[Extracted records]
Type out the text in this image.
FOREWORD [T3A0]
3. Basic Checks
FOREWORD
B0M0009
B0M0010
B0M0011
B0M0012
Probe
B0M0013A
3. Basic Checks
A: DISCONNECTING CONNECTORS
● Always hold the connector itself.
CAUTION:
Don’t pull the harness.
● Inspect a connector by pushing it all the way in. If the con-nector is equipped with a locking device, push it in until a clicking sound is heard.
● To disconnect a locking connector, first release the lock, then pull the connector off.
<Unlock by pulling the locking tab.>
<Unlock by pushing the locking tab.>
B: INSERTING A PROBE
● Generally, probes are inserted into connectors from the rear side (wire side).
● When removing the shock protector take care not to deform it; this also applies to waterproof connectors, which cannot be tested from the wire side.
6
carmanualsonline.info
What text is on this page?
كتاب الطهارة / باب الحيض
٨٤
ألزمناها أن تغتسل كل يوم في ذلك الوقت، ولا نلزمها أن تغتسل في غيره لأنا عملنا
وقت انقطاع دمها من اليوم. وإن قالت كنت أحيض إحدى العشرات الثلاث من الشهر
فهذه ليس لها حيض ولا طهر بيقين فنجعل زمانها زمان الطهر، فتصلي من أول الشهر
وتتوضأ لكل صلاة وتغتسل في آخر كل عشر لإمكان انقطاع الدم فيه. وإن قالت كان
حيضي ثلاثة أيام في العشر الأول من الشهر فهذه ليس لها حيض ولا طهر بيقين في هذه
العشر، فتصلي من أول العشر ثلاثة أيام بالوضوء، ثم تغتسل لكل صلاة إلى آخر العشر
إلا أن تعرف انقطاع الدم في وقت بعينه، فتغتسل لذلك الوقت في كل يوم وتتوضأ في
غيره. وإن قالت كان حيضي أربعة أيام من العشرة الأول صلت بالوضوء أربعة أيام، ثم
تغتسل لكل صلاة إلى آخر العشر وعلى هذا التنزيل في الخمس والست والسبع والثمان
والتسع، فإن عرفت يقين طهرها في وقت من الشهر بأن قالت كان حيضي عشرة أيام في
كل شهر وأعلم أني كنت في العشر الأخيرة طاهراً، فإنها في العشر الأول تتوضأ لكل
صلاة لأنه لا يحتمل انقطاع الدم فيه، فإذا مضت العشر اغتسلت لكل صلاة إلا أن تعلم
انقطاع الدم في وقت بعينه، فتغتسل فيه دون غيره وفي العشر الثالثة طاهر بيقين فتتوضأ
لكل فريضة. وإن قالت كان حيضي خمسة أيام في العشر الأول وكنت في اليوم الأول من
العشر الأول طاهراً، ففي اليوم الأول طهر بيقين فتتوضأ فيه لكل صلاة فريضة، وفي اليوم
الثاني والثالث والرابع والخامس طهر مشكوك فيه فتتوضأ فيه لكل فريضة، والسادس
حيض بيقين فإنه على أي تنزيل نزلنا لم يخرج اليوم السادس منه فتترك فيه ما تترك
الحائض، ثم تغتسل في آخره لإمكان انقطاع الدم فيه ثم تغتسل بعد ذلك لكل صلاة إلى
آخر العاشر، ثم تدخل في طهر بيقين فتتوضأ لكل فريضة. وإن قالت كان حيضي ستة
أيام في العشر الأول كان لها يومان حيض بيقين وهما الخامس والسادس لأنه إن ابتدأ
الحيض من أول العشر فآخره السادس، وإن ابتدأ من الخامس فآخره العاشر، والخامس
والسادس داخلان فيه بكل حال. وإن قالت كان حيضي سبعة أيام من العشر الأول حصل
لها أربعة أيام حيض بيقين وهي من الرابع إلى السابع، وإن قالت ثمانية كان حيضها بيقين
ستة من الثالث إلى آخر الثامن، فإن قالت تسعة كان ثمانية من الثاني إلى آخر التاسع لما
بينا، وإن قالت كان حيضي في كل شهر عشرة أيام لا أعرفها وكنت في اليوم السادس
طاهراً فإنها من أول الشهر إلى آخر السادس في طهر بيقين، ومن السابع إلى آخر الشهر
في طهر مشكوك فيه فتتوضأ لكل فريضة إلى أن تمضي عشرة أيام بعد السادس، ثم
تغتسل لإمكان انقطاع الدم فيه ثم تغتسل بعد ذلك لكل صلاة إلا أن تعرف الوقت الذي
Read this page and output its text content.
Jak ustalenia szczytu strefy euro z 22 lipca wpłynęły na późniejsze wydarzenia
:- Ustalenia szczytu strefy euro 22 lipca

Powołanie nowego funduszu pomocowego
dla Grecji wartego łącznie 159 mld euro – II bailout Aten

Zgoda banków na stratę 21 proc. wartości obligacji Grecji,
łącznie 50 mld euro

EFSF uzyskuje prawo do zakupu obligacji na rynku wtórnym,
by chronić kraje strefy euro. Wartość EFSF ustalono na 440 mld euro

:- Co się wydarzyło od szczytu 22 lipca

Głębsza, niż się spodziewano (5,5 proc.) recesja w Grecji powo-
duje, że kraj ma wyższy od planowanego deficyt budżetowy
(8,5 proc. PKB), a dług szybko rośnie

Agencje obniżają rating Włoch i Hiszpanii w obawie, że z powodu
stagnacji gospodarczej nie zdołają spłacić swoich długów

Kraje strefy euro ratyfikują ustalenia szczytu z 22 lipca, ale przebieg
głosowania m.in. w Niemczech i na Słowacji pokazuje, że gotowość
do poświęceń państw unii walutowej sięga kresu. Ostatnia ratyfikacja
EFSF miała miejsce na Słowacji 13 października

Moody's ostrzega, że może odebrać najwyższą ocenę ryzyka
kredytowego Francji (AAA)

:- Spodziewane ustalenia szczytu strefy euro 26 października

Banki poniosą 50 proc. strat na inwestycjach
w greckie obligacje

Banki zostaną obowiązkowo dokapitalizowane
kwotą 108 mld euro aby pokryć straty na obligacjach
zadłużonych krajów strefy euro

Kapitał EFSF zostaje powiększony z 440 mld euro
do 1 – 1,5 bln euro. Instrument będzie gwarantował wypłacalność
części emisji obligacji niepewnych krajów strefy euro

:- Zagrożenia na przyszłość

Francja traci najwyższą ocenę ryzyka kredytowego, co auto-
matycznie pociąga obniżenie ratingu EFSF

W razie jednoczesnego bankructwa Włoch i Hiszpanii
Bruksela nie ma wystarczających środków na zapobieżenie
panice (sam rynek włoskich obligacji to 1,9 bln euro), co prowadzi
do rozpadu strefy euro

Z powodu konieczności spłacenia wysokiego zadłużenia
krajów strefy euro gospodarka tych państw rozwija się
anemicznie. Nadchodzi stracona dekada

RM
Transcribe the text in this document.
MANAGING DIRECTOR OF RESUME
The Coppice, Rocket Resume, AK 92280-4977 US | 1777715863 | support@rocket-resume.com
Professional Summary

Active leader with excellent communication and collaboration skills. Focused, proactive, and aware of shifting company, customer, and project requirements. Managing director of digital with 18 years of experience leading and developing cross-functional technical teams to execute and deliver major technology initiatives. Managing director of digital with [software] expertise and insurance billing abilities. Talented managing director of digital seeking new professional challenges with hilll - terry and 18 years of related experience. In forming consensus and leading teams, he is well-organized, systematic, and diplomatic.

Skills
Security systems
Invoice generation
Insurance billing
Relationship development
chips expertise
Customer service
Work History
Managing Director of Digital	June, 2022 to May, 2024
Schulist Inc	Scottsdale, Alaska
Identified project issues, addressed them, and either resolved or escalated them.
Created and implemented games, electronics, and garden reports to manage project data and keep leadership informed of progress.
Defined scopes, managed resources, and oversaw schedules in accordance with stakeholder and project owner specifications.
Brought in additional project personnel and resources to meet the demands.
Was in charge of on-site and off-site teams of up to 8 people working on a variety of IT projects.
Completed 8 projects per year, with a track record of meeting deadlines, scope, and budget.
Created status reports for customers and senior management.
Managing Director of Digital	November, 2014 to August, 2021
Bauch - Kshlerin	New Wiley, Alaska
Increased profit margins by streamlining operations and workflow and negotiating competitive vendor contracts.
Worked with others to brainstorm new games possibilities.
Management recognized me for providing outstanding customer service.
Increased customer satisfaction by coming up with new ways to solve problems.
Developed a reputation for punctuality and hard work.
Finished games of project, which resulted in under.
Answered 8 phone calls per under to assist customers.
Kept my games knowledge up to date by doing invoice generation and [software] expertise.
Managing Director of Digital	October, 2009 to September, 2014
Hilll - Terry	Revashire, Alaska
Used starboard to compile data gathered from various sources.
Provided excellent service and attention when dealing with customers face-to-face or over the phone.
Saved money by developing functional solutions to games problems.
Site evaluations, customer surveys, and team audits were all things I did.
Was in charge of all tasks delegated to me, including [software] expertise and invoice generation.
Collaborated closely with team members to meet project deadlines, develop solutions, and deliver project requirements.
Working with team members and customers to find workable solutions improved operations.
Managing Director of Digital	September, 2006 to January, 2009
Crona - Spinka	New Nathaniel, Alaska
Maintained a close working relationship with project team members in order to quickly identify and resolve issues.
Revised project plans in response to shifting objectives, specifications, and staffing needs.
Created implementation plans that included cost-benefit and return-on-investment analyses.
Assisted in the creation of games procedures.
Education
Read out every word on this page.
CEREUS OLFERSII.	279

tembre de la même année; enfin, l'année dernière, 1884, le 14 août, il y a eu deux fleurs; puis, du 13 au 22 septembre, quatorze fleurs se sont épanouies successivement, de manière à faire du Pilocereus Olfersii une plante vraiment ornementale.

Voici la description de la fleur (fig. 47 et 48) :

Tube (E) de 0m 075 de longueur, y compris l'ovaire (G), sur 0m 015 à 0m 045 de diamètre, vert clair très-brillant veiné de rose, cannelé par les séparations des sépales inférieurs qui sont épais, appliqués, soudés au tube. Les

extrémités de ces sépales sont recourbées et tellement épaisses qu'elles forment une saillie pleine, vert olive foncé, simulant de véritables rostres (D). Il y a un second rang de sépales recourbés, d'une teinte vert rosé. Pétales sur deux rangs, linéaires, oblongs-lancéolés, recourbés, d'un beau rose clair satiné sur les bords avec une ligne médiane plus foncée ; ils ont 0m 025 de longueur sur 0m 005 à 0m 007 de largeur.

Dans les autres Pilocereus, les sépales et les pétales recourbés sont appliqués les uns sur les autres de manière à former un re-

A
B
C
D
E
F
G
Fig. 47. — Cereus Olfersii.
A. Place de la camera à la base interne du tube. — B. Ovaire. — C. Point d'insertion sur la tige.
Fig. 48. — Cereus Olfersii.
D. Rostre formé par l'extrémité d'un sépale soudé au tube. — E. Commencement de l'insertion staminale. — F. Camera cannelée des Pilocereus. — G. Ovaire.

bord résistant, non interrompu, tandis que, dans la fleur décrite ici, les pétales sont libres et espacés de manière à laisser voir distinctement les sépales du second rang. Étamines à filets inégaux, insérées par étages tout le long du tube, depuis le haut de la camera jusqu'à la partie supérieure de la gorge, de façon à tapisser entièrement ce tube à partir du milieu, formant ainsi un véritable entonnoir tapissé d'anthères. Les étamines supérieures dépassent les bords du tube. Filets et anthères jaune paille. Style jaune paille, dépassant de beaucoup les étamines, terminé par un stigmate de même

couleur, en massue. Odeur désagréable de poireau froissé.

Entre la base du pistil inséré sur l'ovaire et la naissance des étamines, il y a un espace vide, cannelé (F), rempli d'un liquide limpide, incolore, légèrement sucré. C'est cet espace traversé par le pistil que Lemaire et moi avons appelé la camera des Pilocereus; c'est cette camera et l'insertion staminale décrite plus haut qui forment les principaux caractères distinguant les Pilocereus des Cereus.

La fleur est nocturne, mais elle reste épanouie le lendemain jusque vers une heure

[Your task]
Copy each line holding the word "السابع" from the listing above.

[Solved exercise]
لها أربعة أيام حيض بيقين وهي من الرابع إلى السابع، وإن قالت ثمانية كان حيضها بيقين
طاهراً فإنها من أول الشهر إلى آخر السادس في طهر بيقين، ومن السابع إلى آخر الشهر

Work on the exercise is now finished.